(Figure content listings)
--- Begin ---
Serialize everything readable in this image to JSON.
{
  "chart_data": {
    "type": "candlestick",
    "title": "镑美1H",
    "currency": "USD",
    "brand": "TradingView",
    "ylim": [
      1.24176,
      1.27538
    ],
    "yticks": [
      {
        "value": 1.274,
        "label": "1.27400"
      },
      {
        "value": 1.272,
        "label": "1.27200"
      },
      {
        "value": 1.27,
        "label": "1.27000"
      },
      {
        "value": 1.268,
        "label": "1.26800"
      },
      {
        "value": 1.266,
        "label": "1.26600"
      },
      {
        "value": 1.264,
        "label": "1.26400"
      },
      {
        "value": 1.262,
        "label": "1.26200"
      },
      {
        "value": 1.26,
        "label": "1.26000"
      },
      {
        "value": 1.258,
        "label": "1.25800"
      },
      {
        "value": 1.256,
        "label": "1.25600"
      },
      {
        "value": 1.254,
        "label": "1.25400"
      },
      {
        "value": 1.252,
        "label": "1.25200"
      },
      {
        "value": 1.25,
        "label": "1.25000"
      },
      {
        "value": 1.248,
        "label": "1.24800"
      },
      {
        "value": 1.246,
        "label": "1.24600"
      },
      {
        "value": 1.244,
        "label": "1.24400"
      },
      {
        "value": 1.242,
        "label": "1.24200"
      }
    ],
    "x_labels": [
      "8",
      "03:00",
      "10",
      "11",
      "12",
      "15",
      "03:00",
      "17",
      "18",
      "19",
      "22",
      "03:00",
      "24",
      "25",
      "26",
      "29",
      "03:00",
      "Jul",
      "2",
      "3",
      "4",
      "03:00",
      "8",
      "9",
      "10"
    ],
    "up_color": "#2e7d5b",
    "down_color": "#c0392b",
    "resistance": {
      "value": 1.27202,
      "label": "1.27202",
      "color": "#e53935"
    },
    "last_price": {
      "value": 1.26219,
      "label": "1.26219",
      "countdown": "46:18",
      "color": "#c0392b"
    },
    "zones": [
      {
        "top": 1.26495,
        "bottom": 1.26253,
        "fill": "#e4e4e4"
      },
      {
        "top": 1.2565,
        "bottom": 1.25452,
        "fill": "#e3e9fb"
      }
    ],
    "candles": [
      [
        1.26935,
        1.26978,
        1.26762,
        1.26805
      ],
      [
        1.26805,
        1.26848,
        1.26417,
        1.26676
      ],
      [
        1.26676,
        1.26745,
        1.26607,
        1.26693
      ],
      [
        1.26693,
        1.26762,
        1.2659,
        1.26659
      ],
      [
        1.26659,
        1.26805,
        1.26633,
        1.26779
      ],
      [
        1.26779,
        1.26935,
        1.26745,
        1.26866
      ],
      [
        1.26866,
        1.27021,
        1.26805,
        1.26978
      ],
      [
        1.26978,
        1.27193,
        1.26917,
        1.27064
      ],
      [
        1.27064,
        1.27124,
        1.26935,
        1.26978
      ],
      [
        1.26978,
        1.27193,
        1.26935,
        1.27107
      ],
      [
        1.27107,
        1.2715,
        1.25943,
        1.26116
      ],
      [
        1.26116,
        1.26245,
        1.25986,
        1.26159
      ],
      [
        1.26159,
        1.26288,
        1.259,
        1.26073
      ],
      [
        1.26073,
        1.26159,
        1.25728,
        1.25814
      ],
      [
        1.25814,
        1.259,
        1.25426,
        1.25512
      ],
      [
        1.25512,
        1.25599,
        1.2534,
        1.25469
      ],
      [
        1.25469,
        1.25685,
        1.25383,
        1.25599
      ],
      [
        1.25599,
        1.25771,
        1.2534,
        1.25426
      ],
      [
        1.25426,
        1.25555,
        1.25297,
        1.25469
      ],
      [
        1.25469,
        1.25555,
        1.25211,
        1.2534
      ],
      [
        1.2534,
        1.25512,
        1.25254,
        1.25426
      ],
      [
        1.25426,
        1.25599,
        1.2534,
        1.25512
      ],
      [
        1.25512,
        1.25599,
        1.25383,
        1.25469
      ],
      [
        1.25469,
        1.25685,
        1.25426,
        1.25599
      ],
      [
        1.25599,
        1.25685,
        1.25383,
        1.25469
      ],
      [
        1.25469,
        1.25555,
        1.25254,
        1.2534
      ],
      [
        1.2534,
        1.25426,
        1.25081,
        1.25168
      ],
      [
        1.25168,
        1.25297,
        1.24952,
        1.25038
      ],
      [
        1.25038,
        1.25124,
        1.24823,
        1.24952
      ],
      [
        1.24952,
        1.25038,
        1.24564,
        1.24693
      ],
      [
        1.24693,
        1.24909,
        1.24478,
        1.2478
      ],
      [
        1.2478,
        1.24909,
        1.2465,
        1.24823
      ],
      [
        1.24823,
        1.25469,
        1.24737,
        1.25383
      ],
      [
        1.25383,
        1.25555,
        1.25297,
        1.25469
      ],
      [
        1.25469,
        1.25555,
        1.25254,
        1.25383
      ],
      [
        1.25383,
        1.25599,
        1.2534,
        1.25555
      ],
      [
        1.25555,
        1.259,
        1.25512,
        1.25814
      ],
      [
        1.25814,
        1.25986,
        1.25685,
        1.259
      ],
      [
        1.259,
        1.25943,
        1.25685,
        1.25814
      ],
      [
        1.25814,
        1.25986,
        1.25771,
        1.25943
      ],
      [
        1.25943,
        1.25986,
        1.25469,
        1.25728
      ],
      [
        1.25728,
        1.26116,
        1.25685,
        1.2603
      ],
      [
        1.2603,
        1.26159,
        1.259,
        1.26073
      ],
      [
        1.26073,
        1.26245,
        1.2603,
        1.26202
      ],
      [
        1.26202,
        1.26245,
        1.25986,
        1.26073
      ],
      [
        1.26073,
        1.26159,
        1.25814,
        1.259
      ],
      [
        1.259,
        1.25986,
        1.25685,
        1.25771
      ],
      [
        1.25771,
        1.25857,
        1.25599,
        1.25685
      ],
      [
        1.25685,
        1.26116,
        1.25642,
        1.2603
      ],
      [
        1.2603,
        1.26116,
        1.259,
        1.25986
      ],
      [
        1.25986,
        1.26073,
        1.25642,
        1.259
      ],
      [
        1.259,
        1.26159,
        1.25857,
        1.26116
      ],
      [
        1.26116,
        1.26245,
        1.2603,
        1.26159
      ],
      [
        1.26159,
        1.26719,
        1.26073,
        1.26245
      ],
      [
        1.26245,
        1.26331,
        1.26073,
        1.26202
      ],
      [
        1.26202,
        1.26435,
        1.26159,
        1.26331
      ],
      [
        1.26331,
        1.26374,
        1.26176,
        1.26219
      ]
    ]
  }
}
--- End ---
— Requirements —
Print the listing above in full, exactly as it is.

— Exercise output —
Serialize everything readable in this image to JSON.
{
  "chart_data": {
    "type": "candlestick",
    "title": "镑美1H",
    "currency": "USD",
    "brand": "TradingView",
    "ylim": [
      1.24176,
      1.27538
    ],
    "yticks": [
      {
        "value": 1.274,
        "label": "1.27400"
      },
      {
        "value": 1.272,
        "label": "1.27200"
      },
      {
        "value": 1.27,
        "label": "1.27000"
      },
      {
        "value": 1.268,
        "label": "1.26800"
      },
      {
        "value": 1.266,
        "label": "1.26600"
      },
      {
        "value": 1.264,
        "label": "1.26400"
      },
      {
        "value": 1.262,
        "label": "1.26200"
      },
      {
        "value": 1.26,
        "label": "1.26000"
      },
      {
        "value": 1.258,
        "label": "1.25800"
      },
      {
        "value": 1.256,
        "label": "1.25600"
      },
      {
        "value": 1.254,
        "label": "1.25400"
      },
      {
        "value": 1.252,
        "label": "1.25200"
      },
      {
        "value": 1.25,
        "label": "1.25000"
      },
      {
        "value": 1.248,
        "label": "1.24800"
      },
      {
        "value": 1.246,
        "label": "1.24600"
      },
      {
        "value": 1.244,
        "label": "1.24400"
      },
      {
        "value": 1.242,
        "label": "1.24200"
      }
    ],
    "x_labels": [
      "8",
      "03:00",
      "10",
      "11",
      "12",
      "15",
      "03:00",
      "17",
      "18",
      "19",
      "22",
      "03:00",
      "24",
      "25",
      "26",
      "29",
      "03:00",
      "Jul",
      "2",
      "3",
      "4",
      "03:00",
      "8",
      "9",
      "10"
    ],
    "up_color": "#2e7d5b",
    "down_color": "#c0392b",
    "resistance": {
      "value": 1.27202,
      "label": "1.27202",
      "color": "#e53935"
    },
    "last_price": {
      "value": 1.26219,
      "label": "1.26219",
      "countdown": "46:18",
      "color": "#c0392b"
    },
    "zones": [
      {
        "top": 1.26495,
        "bottom": 1.26253,
        "fill": "#e4e4e4"
      },
      {
        "top": 1.2565,
        "bottom": 1.25452,
        "fill": "#e3e9fb"
      }
    ],
    "candles": [
      [
        1.26935,
        1.26978,
        1.26762,
        1.26805
      ],
      [
        1.26805,
        1.26848,
        1.26417,
        1.26676
      ],
      [
        1.26676,
        1.26745,
        1.26607,
        1.26693
      ],
      [
        1.26693,
        1.26762,
        1.2659,
        1.26659
      ],
      [
        1.26659,
        1.26805,
        1.26633,
        1.26779
      ],
      [
        1.26779,
        1.26935,
        1.26745,
        1.26866
      ],
      [
        1.26866,
        1.27021,
        1.26805,
        1.26978
      ],
      [
        1.26978,
        1.27193,
        1.26917,
        1.27064
      ],
      [
        1.27064,
        1.27124,
        1.26935,
        1.26978
      ],
      [
        1.26978,
        1.27193,
        1.26935,
        1.27107
      ],
      [
        1.27107,
        1.2715,
        1.25943,
        1.26116
      ],
      [
        1.26116,
        1.26245,
        1.25986,
        1.26159
      ],
      [
        1.26159,
        1.26288,
        1.259,
        1.26073
      ],
      [
        1.26073,
        1.26159,
        1.25728,
        1.25814
      ],
      [
        1.25814,
        1.259,
        1.25426,
        1.25512
      ],
      [
        1.25512,
        1.25599,
        1.2534,
        1.25469
      ],
      [
        1.25469,
        1.25685,
        1.25383,
        1.25599
      ],
      [
        1.25599,
        1.25771,
        1.2534,
        1.25426
      ],
      [
        1.25426,
        1.25555,
        1.25297,
        1.25469
      ],
      [
        1.25469,
        1.25555,
        1.25211,
        1.2534
      ],
      [
        1.2534,
        1.25512,
        1.25254,
        1.25426
      ],
      [
        1.25426,
        1.25599,
        1.2534,
        1.25512
      ],
      [
        1.25512,
        1.25599,
        1.25383,
        1.25469
      ],
      [
        1.25469,
        1.25685,
        1.25426,
        1.25599
      ],
      [
        1.25599,
        1.25685,
        1.25383,
        1.25469
      ],
      [
        1.25469,
        1.25555,
        1.25254,
        1.2534
      ],
      [
        1.2534,
        1.25426,
        1.25081,
        1.25168
      ],
      [
        1.25168,
        1.25297,
        1.24952,
        1.25038
      ],
      [
        1.25038,
        1.25124,
        1.24823,
        1.24952
      ],
      [
        1.24952,
        1.25038,
        1.24564,
        1.24693
      ],
      [
        1.24693,
        1.24909,
        1.24478,
        1.2478
      ],
      [
        1.2478,
        1.24909,
        1.2465,
        1.24823
      ],
      [
        1.24823,
        1.25469,
        1.24737,
        1.25383
      ],
      [
        1.25383,
        1.25555,
        1.25297,
        1.25469
      ],
      [
        1.25469,
        1.25555,
        1.25254,
        1.25383
      ],
      [
        1.25383,
        1.25599,
        1.2534,
        1.25555
      ],
      [
        1.25555,
        1.259,
        1.25512,
        1.25814
      ],
      [
        1.25814,
        1.25986,
        1.25685,
        1.259
      ],
      [
        1.259,
        1.25943,
        1.25685,
        1.25814
      ],
      [
        1.25814,
        1.25986,
        1.25771,
        1.25943
      ],
      [
        1.25943,
        1.25986,
        1.25469,
        1.25728
      ],
      [
        1.25728,
        1.26116,
        1.25685,
        1.2603
      ],
      [
        1.2603,
        1.26159,
        1.259,
        1.26073
      ],
      [
        1.26073,
        1.26245,
        1.2603,
        1.26202
      ],
      [
        1.26202,
        1.26245,
        1.25986,
        1.26073
      ],
      [
        1.26073,
        1.26159,
        1.25814,
        1.259
      ],
      [
        1.259,
        1.25986,
        1.25685,
        1.25771
      ],
      [
        1.25771,
        1.25857,
        1.25599,
        1.25685
      ],
      [
        1.25685,
        1.26116,
        1.25642,
        1.2603
      ],
      [
        1.2603,
        1.26116,
        1.259,
        1.25986
      ],
      [
        1.25986,
        1.26073,
        1.25642,
        1.259
      ],
      [
        1.259,
        1.26159,
        1.25857,
        1.26116
      ],
      [
        1.26116,
        1.26245,
        1.2603,
        1.26159
      ],
      [
        1.26159,
        1.26719,
        1.26073,
        1.26245
      ],
      [
        1.26245,
        1.26331,
        1.26073,
        1.26202
      ],
      [
        1.26202,
        1.26435,
        1.26159,
        1.26331
      ],
      [
        1.26331,
        1.26374,
        1.26176,
        1.26219
      ]
    ]
  }
}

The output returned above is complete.